• _Requirements_: Determine the number of lines in the data that include the word "JSON", and write only that number.

• _Records supplied_:
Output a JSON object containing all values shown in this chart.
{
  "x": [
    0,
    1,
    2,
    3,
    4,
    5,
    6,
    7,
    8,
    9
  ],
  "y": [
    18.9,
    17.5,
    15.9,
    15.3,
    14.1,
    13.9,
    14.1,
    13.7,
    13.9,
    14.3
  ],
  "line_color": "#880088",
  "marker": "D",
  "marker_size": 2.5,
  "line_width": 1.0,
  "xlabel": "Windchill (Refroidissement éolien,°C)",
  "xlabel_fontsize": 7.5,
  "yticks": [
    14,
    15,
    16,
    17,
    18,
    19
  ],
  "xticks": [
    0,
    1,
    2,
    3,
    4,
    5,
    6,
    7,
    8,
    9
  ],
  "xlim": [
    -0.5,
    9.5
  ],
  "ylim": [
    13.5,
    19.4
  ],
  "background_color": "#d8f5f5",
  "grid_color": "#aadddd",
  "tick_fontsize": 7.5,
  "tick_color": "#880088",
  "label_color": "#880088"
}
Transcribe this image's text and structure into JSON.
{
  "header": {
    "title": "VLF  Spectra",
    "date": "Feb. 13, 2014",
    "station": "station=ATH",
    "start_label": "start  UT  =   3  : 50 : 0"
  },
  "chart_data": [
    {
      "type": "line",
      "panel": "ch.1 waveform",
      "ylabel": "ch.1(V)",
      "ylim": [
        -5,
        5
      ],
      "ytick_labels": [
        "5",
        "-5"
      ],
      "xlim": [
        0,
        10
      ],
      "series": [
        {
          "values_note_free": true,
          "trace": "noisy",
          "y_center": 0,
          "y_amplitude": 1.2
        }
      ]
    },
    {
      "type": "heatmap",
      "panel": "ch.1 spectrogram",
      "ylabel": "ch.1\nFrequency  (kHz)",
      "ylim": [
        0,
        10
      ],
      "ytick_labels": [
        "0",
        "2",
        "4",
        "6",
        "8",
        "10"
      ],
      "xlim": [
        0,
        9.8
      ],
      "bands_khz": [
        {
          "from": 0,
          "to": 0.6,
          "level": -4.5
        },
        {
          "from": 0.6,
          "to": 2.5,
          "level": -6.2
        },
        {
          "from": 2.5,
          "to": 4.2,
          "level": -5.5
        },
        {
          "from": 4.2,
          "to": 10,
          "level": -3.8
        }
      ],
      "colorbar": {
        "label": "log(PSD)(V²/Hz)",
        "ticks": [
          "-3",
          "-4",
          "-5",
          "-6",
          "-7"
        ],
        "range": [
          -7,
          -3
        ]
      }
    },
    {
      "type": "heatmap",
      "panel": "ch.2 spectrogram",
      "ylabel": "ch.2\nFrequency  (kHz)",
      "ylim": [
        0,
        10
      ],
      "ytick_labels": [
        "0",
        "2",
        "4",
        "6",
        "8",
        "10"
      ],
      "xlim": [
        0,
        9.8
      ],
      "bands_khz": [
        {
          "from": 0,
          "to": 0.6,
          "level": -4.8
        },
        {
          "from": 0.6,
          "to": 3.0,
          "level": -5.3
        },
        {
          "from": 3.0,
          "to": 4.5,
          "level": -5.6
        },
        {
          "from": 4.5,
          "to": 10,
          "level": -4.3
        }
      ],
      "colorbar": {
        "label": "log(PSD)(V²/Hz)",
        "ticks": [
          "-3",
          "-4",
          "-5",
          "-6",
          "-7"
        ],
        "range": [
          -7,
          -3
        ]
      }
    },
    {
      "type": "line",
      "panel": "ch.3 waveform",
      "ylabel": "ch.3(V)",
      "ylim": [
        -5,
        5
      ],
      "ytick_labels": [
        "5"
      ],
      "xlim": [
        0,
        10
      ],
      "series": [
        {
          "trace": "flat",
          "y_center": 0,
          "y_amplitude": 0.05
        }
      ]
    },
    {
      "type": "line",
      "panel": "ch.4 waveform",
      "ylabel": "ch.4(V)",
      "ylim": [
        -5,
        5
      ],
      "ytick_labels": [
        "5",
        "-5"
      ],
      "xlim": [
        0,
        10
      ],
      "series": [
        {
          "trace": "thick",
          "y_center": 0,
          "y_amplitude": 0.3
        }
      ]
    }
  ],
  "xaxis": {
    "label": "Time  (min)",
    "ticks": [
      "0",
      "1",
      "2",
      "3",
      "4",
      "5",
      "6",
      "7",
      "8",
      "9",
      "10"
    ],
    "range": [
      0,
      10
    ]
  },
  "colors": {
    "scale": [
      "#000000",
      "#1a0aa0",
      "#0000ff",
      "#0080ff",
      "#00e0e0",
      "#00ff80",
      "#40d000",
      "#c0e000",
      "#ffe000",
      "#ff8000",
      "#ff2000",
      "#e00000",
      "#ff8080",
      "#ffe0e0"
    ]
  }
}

* * *

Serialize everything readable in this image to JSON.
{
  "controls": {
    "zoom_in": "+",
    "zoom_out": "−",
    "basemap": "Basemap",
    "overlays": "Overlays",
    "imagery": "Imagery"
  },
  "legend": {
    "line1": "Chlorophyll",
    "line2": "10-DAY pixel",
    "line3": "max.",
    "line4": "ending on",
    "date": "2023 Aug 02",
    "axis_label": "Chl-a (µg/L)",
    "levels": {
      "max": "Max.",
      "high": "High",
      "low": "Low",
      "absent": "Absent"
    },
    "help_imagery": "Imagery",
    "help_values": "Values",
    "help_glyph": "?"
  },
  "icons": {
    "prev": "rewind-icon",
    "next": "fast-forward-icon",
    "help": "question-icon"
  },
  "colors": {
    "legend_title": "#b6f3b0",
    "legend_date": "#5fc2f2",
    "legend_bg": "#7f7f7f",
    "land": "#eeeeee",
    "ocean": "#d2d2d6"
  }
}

• _Solution below_: 3